Your instructions -
Reproduce the following material exactly, including every line.

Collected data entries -
** START **

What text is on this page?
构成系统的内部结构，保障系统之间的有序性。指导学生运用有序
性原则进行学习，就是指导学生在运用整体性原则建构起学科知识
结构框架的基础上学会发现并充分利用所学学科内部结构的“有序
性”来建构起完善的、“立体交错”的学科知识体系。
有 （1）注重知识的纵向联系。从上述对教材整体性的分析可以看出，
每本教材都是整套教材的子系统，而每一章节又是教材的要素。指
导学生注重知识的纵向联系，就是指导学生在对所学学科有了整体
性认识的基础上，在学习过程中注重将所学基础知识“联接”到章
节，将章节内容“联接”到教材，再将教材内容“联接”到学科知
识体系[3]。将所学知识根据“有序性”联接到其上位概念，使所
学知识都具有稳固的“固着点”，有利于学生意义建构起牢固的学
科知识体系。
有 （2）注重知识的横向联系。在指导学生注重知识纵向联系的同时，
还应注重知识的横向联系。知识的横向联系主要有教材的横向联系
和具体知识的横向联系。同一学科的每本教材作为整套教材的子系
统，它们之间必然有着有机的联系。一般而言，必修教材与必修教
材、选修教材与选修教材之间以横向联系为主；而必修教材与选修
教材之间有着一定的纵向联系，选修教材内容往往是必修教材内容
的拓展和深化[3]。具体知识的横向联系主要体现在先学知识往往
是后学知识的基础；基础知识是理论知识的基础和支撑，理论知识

** END **

Solution to this task -
What text is on this page?
构成系统的内部结构，保障系统之间的有序性。指导学生运用有序
性原则进行学习，就是指导学生在运用整体性原则建构起学科知识
结构框架的基础上学会发现并充分利用所学学科内部结构的“有序
性”来建构起完善的、“立体交错”的学科知识体系。
有 （1）注重知识的纵向联系。从上述对教材整体性的分析可以看出，
每本教材都是整套教材的子系统，而每一章节又是教材的要素。指
导学生注重知识的纵向联系，就是指导学生在对所学学科有了整体
性认识的基础上，在学习过程中注重将所学基础知识“联接”到章
节，将章节内容“联接”到教材，再将教材内容“联接”到学科知
识体系[3]。将所学知识根据“有序性”联接到其上位概念，使所
学知识都具有稳固的“固着点”，有利于学生意义建构起牢固的学
科知识体系。
有 （2）注重知识的横向联系。在指导学生注重知识纵向联系的同时，
还应注重知识的横向联系。知识的横向联系主要有教材的横向联系
和具体知识的横向联系。同一学科的每本教材作为整套教材的子系
统，它们之间必然有着有机的联系。一般而言，必修教材与必修教
材、选修教材与选修教材之间以横向联系为主；而必修教材与选修
教材之间有着一定的纵向联系，选修教材内容往往是必修教材内容
的拓展和深化[3]。具体知识的横向联系主要体现在先学知识往往
是后学知识的基础；基础知识是理论知识的基础和支撑，理论知识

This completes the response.